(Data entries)
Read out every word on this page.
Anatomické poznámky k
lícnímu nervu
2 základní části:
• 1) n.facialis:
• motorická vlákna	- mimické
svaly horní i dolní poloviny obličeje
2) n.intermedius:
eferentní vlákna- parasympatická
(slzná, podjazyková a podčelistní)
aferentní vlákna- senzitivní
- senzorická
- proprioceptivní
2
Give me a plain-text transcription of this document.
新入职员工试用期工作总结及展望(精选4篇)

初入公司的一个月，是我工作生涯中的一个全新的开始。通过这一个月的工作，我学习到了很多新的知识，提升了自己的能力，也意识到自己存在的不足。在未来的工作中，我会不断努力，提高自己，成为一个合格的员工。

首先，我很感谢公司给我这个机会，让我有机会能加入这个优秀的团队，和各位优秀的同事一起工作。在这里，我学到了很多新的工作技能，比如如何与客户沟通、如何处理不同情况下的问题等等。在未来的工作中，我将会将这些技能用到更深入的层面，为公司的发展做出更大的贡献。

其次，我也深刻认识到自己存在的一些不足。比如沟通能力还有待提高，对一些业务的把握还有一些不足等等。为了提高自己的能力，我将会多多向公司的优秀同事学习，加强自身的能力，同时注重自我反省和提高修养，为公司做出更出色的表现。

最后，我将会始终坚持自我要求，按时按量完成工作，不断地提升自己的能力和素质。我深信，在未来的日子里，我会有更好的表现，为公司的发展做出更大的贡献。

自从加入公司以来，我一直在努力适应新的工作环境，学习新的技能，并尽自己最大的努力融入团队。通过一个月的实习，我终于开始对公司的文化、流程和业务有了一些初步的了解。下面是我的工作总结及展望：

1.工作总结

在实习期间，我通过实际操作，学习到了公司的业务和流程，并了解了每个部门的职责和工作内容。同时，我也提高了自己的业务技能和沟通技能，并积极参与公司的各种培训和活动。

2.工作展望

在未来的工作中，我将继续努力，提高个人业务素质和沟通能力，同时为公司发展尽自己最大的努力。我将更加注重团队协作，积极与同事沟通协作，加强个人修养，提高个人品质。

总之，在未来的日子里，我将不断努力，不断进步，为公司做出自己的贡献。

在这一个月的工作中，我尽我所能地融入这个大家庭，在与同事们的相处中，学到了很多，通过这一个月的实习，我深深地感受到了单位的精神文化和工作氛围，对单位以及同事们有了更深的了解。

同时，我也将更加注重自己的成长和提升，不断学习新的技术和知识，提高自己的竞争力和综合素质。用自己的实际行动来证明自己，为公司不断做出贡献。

▶ [SHORT EXERCISE]: Extract each line of the material exactly as it stands.

▶ [EXPECTED ANSWER]:
Read out every word on this page.
Anatomické poznámky k
lícnímu nervu
2 základní části:
• 1) n.facialis:
• motorická vlákna	- mimické
svaly horní i dolní poloviny obličeje
2) n.intermedius:
eferentní vlákna- parasympatická
(slzná, podjazyková a podčelistní)
aferentní vlákna- senzitivní
- senzorická
- proprioceptivní
2
Give me a plain-text transcription of this document.
新入职员工试用期工作总结及展望(精选4篇)

初入公司的一个月，是我工作生涯中的一个全新的开始。通过这一个月的工作，我学习到了很多新的知识，提升了自己的能力，也意识到自己存在的不足。在未来的工作中，我会不断努力，提高自己，成为一个合格的员工。

首先，我很感谢公司给我这个机会，让我有机会能加入这个优秀的团队，和各位优秀的同事一起工作。在这里，我学到了很多新的工作技能，比如如何与客户沟通、如何处理不同情况下的问题等等。在未来的工作中，我将会将这些技能用到更深入的层面，为公司的发展做出更大的贡献。

其次，我也深刻认识到自己存在的一些不足。比如沟通能力还有待提高，对一些业务的把握还有一些不足等等。为了提高自己的能力，我将会多多向公司的优秀同事学习，加强自身的能力，同时注重自我反省和提高修养，为公司做出更出色的表现。

最后，我将会始终坚持自我要求，按时按量完成工作，不断地提升自己的能力和素质。我深信，在未来的日子里，我会有更好的表现，为公司的发展做出更大的贡献。

自从加入公司以来，我一直在努力适应新的工作环境，学习新的技能，并尽自己最大的努力融入团队。通过一个月的实习，我终于开始对公司的文化、流程和业务有了一些初步的了解。下面是我的工作总结及展望：

1.工作总结

在实习期间，我通过实际操作，学习到了公司的业务和流程，并了解了每个部门的职责和工作内容。同时，我也提高了自己的业务技能和沟通技能，并积极参与公司的各种培训和活动。

2.工作展望

在未来的工作中，我将继续努力，提高个人业务素质和沟通能力，同时为公司发展尽自己最大的努力。我将更加注重团队协作，积极与同事沟通协作，加强个人修养，提高个人品质。

总之，在未来的日子里，我将不断努力，不断进步，为公司做出自己的贡献。

在这一个月的工作中，我尽我所能地融入这个大家庭，在与同事们的相处中，学到了很多，通过这一个月的实习，我深深地感受到了单位的精神文化和工作氛围，对单位以及同事们有了更深的了解。

同时，我也将更加注重自己的成长和提升，不断学习新的技术和知识，提高自己的竞争力和综合素质。用自己的实际行动来证明自己，为公司不断做出贡献。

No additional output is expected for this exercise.